** Extracted records **
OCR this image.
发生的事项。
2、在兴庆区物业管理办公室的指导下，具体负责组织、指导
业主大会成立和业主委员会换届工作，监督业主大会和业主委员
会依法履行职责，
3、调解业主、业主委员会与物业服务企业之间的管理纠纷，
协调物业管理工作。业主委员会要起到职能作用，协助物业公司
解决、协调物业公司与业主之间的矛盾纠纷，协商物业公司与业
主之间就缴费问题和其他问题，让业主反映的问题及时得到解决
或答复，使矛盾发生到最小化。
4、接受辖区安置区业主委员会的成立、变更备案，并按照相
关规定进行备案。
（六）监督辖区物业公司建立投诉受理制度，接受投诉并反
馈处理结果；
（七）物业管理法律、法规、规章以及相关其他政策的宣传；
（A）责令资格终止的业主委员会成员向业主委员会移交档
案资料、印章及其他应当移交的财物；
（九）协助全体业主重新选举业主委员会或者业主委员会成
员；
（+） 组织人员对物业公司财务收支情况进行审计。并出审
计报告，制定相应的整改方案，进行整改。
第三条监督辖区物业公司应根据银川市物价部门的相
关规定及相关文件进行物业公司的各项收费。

** What is required **
Every entry should be printed again exactly as it stands.

** Written response **
OCR this image.
发生的事项。
2、在兴庆区物业管理办公室的指导下，具体负责组织、指导
业主大会成立和业主委员会换届工作，监督业主大会和业主委员
会依法履行职责，
3、调解业主、业主委员会与物业服务企业之间的管理纠纷，
协调物业管理工作。业主委员会要起到职能作用，协助物业公司
解决、协调物业公司与业主之间的矛盾纠纷，协商物业公司与业
主之间就缴费问题和其他问题，让业主反映的问题及时得到解决
或答复，使矛盾发生到最小化。
4、接受辖区安置区业主委员会的成立、变更备案，并按照相
关规定进行备案。
（六）监督辖区物业公司建立投诉受理制度，接受投诉并反
馈处理结果；
（七）物业管理法律、法规、规章以及相关其他政策的宣传；
（A）责令资格终止的业主委员会成员向业主委员会移交档
案资料、印章及其他应当移交的财物；
（九）协助全体业主重新选举业主委员会或者业主委员会成
员；
（+） 组织人员对物业公司财务收支情况进行审计。并出审
计报告，制定相应的整改方案，进行整改。
第三条监督辖区物业公司应根据银川市物价部门的相
关规定及相关文件进行物业公司的各项收费。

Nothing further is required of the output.